** Start **

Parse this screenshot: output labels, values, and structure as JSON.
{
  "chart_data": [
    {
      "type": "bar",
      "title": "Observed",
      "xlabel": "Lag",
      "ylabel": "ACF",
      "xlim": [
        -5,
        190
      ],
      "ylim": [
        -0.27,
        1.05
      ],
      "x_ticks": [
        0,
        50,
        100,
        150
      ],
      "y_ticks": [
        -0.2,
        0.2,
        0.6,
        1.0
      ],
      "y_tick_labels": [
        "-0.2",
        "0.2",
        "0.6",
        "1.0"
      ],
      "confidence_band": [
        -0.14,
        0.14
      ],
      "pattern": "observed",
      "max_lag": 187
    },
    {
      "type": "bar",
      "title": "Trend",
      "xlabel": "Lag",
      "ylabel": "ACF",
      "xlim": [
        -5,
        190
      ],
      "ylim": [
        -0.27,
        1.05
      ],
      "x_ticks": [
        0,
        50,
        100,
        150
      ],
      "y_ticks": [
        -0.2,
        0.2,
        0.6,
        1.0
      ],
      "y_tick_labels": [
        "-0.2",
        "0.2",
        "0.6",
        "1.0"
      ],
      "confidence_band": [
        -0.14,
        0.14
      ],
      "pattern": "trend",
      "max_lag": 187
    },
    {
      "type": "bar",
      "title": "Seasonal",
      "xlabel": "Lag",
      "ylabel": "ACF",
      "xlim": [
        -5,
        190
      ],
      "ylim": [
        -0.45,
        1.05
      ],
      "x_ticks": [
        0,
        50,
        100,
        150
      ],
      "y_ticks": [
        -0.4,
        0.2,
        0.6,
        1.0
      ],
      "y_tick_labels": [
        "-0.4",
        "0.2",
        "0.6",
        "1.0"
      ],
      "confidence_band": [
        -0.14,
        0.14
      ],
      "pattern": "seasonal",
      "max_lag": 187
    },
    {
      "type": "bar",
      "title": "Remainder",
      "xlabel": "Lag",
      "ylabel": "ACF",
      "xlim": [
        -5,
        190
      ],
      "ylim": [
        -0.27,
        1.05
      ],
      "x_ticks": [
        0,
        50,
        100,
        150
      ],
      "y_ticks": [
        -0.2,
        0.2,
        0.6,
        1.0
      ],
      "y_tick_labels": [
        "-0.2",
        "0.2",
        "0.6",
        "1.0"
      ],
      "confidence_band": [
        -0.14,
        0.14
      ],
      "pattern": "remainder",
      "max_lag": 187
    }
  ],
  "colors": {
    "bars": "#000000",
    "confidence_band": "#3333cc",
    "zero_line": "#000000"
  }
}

** End **

* **DIRECTIVE**: Return all of the entries exactly as they were supplied.

* **SOLVED PROBLEM**:
Parse this screenshot: output labels, values, and structure as JSON.
{
  "chart_data": [
    {
      "type": "bar",
      "title": "Observed",
      "xlabel": "Lag",
      "ylabel": "ACF",
      "xlim": [
        -5,
        190
      ],
      "ylim": [
        -0.27,
        1.05
      ],
      "x_ticks": [
        0,
        50,
        100,
        150
      ],
      "y_ticks": [
        -0.2,
        0.2,
        0.6,
        1.0
      ],
      "y_tick_labels": [
        "-0.2",
        "0.2",
        "0.6",
        "1.0"
      ],
      "confidence_band": [
        -0.14,
        0.14
      ],
      "pattern": "observed",
      "max_lag": 187
    },
    {
      "type": "bar",
      "title": "Trend",
      "xlabel": "Lag",
      "ylabel": "ACF",
      "xlim": [
        -5,
        190
      ],
      "ylim": [
        -0.27,
        1.05
      ],
      "x_ticks": [
        0,
        50,
        100,
        150
      ],
      "y_ticks": [
        -0.2,
        0.2,
        0.6,
        1.0
      ],
      "y_tick_labels": [
        "-0.2",
        "0.2",
        "0.6",
        "1.0"
      ],
      "confidence_band": [
        -0.14,
        0.14
      ],
      "pattern": "trend",
      "max_lag": 187
    },
    {
      "type": "bar",
      "title": "Seasonal",
      "xlabel": "Lag",
      "ylabel": "ACF",
      "xlim": [
        -5,
        190
      ],
      "ylim": [
        -0.45,
        1.05
      ],
      "x_ticks": [
        0,
        50,
        100,
        150
      ],
      "y_ticks": [
        -0.4,
        0.2,
        0.6,
        1.0
      ],
      "y_tick_labels": [
        "-0.4",
        "0.2",
        "0.6",
        "1.0"
      ],
      "confidence_band": [
        -0.14,
        0.14
      ],
      "pattern": "seasonal",
      "max_lag": 187
    },
    {
      "type": "bar",
      "title": "Remainder",
      "xlabel": "Lag",
      "ylabel": "ACF",
      "xlim": [
        -5,
        190
      ],
      "ylim": [
        -0.27,
        1.05
      ],
      "x_ticks": [
        0,
        50,
        100,
        150
      ],
      "y_ticks": [
        -0.2,
        0.2,
        0.6,
        1.0
      ],
      "y_tick_labels": [
        "-0.2",
        "0.2",
        "0.6",
        "1.0"
      ],
      "confidence_band": [
        -0.14,
        0.14
      ],
      "pattern": "remainder",
      "max_lag": 187
    }
  ],
  "colors": {
    "bars": "#000000",
    "confidence_band": "#3333cc",
    "zero_line": "#000000"
  }
}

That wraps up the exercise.